*Goal*. Identify each line below containing the string "COINBASE" and copy it.

● ● ● ● ●

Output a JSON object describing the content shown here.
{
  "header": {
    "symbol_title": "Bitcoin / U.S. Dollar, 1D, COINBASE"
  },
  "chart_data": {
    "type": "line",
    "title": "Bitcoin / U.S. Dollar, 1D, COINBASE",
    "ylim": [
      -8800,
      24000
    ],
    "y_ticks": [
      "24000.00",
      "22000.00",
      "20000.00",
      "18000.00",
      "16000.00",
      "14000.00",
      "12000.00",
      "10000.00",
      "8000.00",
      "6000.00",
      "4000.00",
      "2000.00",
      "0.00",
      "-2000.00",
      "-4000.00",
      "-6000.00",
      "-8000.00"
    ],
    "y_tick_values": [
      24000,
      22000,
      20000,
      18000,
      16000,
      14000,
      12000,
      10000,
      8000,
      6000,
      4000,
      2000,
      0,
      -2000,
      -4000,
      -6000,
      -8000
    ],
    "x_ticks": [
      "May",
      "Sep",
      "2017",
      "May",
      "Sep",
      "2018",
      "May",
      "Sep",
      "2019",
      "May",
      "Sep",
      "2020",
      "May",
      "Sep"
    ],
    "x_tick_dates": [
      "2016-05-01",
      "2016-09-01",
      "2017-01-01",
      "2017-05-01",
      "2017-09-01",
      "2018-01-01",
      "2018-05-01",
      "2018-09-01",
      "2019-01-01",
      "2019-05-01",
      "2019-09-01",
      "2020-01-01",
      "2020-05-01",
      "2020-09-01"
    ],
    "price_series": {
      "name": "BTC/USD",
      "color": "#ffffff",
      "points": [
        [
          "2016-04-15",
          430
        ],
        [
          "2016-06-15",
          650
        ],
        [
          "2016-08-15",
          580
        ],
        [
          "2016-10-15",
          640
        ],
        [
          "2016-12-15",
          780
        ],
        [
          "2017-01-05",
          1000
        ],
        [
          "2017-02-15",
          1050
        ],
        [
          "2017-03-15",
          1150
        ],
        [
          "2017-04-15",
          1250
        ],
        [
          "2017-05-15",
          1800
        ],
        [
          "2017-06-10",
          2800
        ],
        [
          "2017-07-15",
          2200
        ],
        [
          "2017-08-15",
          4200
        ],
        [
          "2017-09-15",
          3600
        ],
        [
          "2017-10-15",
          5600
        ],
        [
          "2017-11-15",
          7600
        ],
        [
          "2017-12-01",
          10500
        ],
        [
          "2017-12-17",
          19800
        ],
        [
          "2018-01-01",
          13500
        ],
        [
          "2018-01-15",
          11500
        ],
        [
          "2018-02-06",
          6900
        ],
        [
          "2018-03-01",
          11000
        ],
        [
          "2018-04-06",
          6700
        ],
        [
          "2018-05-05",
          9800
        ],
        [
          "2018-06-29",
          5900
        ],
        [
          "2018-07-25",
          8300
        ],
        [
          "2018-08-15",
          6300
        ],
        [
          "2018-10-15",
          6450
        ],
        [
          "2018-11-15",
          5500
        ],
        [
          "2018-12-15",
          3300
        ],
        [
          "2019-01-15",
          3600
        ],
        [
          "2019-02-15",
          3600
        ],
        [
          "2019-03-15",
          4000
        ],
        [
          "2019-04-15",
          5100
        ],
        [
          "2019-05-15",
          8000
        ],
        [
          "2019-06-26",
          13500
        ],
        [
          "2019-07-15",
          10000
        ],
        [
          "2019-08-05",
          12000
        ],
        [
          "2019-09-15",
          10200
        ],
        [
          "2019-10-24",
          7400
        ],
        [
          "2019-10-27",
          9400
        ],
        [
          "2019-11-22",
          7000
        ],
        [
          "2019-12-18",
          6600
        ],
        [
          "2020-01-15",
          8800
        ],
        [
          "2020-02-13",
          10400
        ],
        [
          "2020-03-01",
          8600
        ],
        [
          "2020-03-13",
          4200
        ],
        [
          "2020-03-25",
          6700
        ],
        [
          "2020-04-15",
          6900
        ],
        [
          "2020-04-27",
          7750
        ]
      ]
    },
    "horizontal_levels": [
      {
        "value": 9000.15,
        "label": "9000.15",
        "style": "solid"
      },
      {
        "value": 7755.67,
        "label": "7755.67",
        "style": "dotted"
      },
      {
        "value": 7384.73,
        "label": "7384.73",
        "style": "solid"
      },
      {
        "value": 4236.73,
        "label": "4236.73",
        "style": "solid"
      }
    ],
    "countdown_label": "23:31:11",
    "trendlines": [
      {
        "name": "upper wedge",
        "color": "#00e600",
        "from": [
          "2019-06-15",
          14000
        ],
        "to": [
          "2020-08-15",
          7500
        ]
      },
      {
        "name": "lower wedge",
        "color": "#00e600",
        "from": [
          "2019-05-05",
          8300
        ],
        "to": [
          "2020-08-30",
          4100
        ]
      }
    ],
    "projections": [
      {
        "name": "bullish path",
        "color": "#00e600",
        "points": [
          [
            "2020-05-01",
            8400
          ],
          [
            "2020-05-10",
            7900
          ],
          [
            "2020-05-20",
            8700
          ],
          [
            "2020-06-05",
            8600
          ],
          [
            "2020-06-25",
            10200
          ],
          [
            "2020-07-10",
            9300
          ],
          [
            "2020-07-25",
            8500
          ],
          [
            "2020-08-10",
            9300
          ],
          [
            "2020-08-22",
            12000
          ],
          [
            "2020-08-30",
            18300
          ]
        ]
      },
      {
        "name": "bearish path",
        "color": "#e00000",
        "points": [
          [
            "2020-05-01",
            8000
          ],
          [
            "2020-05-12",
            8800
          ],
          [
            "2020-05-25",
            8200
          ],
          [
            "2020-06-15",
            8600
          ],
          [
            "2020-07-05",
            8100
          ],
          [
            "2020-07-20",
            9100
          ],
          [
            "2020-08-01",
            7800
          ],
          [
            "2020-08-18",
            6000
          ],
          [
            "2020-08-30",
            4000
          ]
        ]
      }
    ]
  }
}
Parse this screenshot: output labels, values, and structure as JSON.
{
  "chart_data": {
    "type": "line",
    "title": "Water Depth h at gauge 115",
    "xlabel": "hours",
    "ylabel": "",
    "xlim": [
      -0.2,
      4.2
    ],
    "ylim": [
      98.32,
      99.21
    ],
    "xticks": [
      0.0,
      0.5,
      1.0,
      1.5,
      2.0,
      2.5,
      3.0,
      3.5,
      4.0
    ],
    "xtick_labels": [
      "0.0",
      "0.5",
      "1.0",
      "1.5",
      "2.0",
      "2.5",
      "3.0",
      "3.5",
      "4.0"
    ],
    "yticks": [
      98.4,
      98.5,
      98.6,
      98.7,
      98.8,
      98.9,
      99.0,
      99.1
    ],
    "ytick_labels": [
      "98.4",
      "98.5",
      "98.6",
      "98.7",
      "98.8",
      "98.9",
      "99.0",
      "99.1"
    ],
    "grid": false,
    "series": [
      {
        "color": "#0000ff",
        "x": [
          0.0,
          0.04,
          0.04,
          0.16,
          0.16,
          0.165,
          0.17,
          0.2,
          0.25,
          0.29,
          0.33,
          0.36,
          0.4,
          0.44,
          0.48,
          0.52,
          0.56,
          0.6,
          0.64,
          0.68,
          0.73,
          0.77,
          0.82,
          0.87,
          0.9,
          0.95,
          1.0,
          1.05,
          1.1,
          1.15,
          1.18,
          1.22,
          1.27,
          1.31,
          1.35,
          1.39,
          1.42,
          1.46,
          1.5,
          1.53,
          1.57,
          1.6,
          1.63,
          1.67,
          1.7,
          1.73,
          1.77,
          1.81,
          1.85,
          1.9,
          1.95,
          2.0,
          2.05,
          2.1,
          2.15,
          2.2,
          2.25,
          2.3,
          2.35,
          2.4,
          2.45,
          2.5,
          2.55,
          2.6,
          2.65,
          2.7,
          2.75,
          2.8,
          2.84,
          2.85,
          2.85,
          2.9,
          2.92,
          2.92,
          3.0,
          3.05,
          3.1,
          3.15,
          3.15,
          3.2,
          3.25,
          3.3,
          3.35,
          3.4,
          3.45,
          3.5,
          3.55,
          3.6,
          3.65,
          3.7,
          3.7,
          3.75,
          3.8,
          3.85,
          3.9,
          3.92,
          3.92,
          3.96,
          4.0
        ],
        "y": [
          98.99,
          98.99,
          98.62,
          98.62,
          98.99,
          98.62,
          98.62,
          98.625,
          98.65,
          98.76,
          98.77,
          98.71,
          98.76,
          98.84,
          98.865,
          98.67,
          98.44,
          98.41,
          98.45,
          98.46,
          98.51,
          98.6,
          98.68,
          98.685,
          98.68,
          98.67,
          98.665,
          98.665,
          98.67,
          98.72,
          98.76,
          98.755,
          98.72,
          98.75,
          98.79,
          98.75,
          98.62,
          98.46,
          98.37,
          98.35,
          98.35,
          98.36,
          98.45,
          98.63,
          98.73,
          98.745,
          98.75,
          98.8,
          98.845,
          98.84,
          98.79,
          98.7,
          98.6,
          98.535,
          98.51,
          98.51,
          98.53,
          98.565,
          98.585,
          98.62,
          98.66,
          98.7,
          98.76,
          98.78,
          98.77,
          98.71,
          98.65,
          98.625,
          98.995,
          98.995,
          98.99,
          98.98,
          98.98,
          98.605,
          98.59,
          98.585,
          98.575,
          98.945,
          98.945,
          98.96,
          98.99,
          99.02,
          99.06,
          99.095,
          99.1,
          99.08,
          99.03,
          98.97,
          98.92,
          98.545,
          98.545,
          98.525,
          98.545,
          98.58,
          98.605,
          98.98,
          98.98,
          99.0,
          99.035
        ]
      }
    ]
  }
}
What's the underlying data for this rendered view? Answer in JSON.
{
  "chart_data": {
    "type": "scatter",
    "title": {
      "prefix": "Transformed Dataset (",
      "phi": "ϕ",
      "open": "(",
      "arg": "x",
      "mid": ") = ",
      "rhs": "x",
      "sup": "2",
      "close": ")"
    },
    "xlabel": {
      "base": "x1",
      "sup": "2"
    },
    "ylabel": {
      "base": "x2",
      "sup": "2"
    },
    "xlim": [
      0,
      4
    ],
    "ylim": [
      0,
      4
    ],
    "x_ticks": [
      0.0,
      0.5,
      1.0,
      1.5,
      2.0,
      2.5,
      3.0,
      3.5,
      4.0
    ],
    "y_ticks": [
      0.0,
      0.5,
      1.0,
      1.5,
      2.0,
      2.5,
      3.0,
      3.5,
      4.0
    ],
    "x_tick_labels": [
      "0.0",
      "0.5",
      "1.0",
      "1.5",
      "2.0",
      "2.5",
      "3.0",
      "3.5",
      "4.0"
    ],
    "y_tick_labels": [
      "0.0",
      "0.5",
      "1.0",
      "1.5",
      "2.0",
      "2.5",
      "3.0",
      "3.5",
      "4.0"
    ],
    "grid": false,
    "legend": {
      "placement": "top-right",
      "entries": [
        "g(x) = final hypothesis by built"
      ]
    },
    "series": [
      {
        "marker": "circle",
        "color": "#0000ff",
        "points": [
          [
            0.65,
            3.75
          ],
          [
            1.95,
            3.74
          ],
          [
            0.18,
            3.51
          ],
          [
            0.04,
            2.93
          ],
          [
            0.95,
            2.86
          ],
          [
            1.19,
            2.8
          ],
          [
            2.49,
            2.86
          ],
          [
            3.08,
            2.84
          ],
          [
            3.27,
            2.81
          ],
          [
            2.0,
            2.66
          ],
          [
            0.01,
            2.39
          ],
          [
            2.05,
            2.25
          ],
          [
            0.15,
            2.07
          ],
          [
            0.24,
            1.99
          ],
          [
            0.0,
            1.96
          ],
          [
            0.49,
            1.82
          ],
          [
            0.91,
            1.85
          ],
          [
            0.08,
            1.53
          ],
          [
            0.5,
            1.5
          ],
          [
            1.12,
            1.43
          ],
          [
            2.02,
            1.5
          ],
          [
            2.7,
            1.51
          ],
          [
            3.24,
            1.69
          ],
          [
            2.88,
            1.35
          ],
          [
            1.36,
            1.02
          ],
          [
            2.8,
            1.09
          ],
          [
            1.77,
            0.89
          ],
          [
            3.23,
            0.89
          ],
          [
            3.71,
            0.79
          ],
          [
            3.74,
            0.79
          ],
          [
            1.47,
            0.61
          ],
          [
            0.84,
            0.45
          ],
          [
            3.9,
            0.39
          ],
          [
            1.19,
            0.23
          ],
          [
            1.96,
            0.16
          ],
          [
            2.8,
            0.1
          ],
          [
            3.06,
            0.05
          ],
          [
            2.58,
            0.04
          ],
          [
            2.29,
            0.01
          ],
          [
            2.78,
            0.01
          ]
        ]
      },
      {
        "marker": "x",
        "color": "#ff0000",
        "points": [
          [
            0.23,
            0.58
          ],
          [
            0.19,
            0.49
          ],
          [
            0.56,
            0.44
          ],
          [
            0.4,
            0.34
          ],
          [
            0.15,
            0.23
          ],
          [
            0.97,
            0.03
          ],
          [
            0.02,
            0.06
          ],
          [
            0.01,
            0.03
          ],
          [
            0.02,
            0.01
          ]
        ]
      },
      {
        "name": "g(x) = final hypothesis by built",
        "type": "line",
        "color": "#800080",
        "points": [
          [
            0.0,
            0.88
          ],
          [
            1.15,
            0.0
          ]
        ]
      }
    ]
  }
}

● ● ● ● ●

*Answer in full*.
    "symbol_title": "Bitcoin / U.S. Dollar, 1D, COINBASE"
    "title": "Bitcoin / U.S. Dollar, 1D, COINBASE",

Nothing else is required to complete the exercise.